## SEGMENTO DI TESTO:
==============================
FILOSOFIA DI ARISTOTELE 

  LA SCUOLA DI ATENE – Raffaello Sanzio (vedi scheda)

Critica del dualismo platonico

ARISTOTELE

Nel celebre affresco vaticano, detto la Scuola d’Atene, Raffaello presenta nel mezzo della scena Platone e Aristotele, ritti l’uno accanto all’altro in solenne colloquio. Platone leva la destra in alto, quasi voglia indicare il mondo divino delle Idee, Aristotele spiana la sua tenendola abbassata, quasi voglia richiamarsi anche alla terra che abitiamo. Sono due gesti significativi, accompagnati da un diverso atteggiamento del viso, da una diversa luce nello sguardo e da una diversa movenza della persona.
==============================
## VOCI DEL DATASET:
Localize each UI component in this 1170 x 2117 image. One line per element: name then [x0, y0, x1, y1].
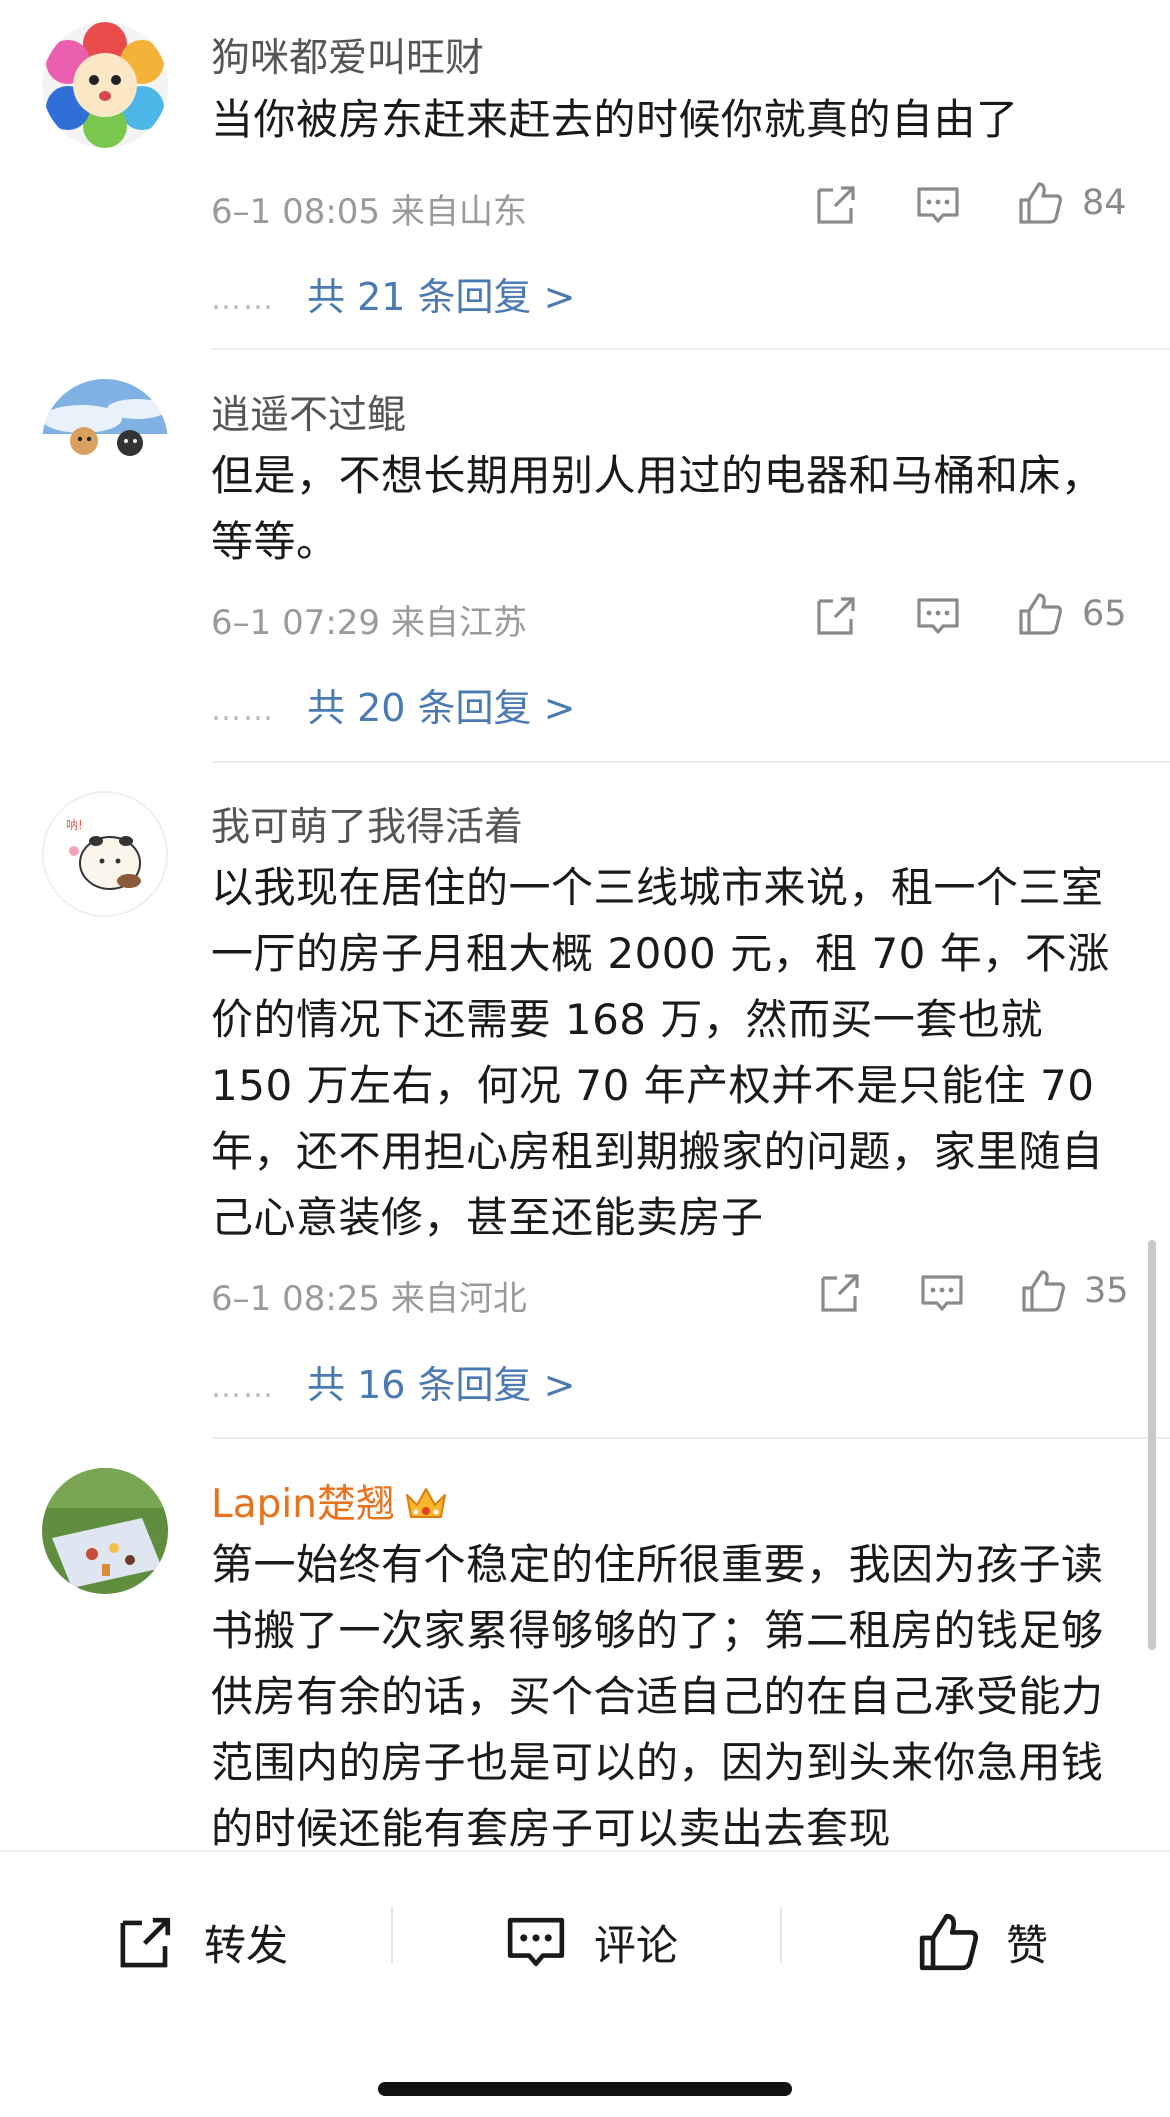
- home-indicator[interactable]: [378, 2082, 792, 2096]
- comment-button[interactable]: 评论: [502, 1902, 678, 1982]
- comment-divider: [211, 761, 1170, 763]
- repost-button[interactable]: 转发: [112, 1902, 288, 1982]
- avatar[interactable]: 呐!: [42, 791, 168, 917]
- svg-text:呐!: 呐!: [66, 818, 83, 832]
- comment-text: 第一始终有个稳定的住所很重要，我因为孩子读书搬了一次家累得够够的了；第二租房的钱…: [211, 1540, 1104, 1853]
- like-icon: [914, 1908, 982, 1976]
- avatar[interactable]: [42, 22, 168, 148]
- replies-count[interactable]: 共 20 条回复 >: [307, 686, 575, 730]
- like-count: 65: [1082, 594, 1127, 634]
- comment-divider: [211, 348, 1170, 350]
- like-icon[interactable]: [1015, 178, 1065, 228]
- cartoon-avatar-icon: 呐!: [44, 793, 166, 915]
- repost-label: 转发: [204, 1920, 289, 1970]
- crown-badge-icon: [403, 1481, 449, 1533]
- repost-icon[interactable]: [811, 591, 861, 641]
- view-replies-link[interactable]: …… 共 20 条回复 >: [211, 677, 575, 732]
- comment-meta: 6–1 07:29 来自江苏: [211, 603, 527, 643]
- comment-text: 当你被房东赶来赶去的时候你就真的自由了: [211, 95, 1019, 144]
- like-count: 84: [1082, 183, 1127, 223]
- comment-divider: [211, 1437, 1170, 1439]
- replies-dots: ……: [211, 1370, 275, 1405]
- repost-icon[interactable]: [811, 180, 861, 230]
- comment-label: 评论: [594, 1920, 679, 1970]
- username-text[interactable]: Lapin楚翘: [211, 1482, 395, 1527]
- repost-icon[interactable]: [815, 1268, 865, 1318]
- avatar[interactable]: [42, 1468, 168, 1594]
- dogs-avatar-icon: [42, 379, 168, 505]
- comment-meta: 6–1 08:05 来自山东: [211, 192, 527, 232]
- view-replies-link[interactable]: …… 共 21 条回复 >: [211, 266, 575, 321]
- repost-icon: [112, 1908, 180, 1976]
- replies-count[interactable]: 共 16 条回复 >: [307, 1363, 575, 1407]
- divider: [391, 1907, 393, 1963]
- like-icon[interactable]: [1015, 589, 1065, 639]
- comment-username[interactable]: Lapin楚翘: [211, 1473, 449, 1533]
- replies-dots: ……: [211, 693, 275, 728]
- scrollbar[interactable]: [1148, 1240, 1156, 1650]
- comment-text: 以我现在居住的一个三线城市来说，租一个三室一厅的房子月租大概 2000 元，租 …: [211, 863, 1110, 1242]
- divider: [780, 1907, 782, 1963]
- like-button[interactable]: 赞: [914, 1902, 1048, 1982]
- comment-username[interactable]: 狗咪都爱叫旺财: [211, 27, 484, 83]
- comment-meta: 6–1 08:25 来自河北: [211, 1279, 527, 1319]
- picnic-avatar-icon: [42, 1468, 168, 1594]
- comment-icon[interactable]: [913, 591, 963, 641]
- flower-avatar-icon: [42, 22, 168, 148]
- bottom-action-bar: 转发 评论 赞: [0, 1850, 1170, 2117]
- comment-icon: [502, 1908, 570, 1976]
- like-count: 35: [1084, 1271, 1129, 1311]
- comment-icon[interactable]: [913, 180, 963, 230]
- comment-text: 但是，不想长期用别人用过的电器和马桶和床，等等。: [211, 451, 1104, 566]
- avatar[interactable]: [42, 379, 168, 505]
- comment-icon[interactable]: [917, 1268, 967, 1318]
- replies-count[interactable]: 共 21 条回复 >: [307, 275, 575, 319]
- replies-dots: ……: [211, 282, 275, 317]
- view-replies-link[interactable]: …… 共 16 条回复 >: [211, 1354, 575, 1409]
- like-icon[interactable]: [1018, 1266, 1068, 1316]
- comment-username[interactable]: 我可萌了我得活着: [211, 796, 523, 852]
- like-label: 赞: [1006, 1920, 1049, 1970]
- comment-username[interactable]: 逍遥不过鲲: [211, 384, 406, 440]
==============================
## CONSEGNE:
[1] Nel testo sulla filosofia di Aristotele, che gesto compie Platone nell'affresco di Raffaello?
[2] Prosegui il testo sulla filosofia di Aristotele dopo l'ultima frase riportata.

## RISPOSTE:
[1] Leva la destra in alto, quasi a indicare il mondo divino delle Idee.

[2]
Il genio di Raffaello ha “veduto” giusto. Platone tende alle altezze della speculazione filosofica, Aristotele cerca di stare ancorato al sapere positivo. Ambedue studiano la realtà, ma l’uno con animo di filosofo  quasi di poeta e di mistico, l’altro con mente di filosofo e di scienziato. La stessa forma degli scritti lo dice: da una parte abbiamo gli animati Dialoghi di Platone, in cui il rigore del ragionamento si accompagna alla schermaglia dialettica e non di rado alla poesia e al mito, dall’altra i ponderati Trattati scientifici di Aristotele.

Eppure sentiamo anche in Aristotele, malgrado differenze notevoli di manifestazione, lo stesso bisogno filosofico di rendersi della realtà e della vita una ragione superiore: bisogno fatto dei medesimi motivi e materiato della stessa sostanza di quello dei grandi pensatori, che l’avevano preceduto. In lui c’è maggiore sistemazione, anche formale, dovuta all’enorme erudizione, alla robustezza e positività del suo spirito e alla fase di maturità a cui era ormai giunta la speculazione greca classica.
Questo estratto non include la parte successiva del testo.